■ **WORK TO DO**
Look over the lines below. Report each one that includes the string "label".

(Dataset rows about figures)
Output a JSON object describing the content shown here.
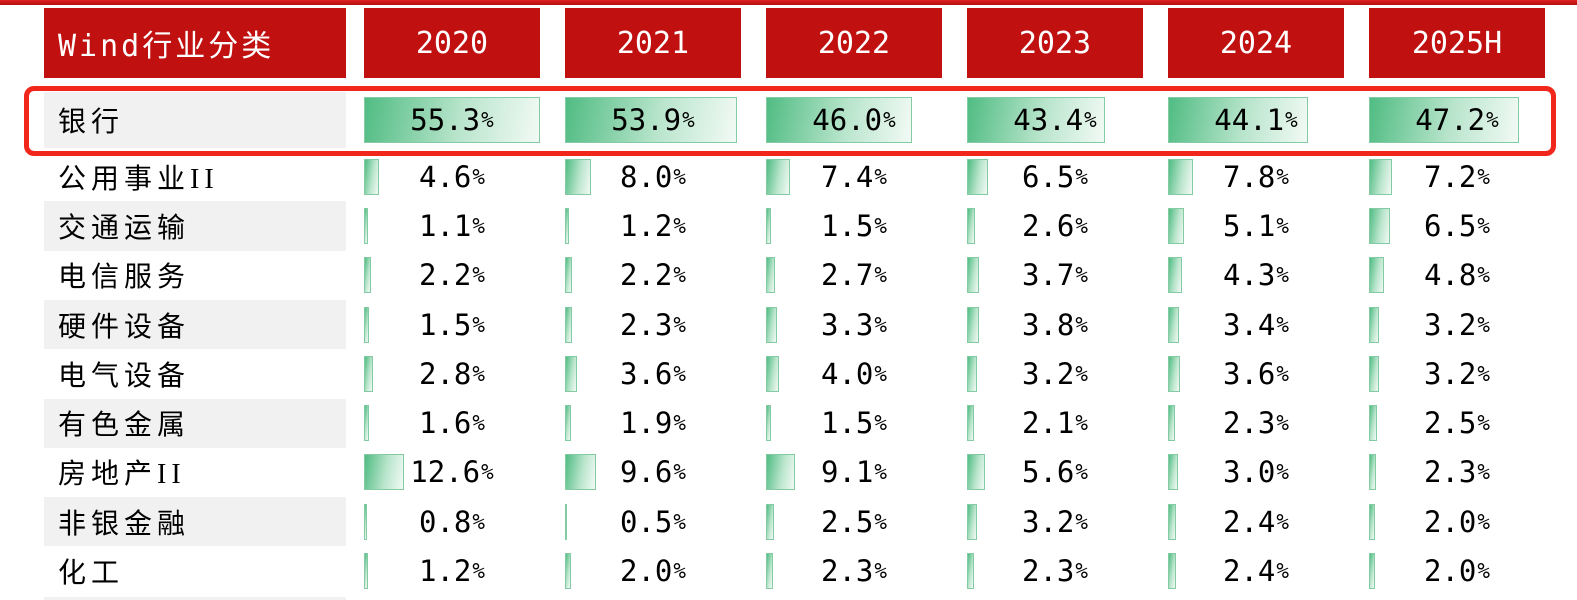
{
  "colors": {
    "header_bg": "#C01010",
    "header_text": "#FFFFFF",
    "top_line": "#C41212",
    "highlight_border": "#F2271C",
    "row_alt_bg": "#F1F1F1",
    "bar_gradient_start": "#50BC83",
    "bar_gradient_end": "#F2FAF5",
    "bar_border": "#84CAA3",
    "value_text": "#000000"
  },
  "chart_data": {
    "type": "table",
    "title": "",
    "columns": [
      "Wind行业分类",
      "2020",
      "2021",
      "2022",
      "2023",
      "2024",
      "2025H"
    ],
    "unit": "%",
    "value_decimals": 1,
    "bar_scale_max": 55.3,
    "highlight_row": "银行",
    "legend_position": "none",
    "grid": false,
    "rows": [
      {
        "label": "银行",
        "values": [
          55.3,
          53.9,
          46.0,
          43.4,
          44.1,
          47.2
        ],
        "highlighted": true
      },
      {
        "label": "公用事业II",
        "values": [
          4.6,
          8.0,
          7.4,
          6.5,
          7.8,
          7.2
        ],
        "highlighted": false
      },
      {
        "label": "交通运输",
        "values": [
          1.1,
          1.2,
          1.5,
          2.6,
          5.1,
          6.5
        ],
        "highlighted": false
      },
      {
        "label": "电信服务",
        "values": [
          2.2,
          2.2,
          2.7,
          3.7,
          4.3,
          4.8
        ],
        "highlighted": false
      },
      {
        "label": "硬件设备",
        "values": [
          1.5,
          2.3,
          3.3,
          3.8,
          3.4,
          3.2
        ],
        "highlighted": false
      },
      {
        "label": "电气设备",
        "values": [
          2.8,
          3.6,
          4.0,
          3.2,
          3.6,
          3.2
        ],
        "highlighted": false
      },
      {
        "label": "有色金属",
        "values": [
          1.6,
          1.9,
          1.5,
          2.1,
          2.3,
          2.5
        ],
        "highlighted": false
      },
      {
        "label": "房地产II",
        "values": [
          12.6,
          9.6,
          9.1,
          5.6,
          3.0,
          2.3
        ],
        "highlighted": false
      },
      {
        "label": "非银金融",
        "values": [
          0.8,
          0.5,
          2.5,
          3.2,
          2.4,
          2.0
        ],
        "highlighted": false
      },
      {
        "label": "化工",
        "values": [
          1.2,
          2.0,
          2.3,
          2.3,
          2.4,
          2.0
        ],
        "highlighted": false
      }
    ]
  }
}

...

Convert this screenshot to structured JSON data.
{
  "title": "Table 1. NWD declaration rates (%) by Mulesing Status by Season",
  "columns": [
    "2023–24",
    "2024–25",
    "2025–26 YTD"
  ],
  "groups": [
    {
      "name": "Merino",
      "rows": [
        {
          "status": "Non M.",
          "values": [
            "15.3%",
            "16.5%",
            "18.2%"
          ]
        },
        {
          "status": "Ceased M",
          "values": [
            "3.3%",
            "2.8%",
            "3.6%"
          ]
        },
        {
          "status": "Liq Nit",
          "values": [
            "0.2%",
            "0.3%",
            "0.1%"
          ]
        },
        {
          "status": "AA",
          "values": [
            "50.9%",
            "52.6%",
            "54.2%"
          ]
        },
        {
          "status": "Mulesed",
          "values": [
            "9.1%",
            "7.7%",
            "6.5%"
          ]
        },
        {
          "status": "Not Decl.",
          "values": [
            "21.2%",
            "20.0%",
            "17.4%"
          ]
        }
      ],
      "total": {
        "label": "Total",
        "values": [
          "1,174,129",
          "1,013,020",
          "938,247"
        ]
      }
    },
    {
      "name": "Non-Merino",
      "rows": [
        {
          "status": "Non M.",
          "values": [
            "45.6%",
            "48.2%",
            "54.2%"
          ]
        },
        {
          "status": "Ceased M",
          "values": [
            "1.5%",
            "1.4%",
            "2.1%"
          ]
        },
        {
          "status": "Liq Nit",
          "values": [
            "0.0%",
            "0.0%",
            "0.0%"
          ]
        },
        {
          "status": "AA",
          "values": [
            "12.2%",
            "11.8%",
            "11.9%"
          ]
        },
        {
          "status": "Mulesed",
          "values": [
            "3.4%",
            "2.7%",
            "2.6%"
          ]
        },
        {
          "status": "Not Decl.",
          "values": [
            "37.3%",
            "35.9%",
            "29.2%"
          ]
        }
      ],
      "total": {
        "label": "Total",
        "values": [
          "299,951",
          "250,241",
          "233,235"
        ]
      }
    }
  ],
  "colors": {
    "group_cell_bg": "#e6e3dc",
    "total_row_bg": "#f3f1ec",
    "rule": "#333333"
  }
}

■ **FINAL RESULT**
        "label": "银行",
        "label": "公用事业II",
        "label": "交通运输",
        "label": "电信服务",
        "label": "硬件设备",
        "label": "电气设备",
        "label": "有色金属",
        "label": "房地产II",
        "label": "非银金融",
        "label": "化工",
        "label": "Total",
        "label": "Total",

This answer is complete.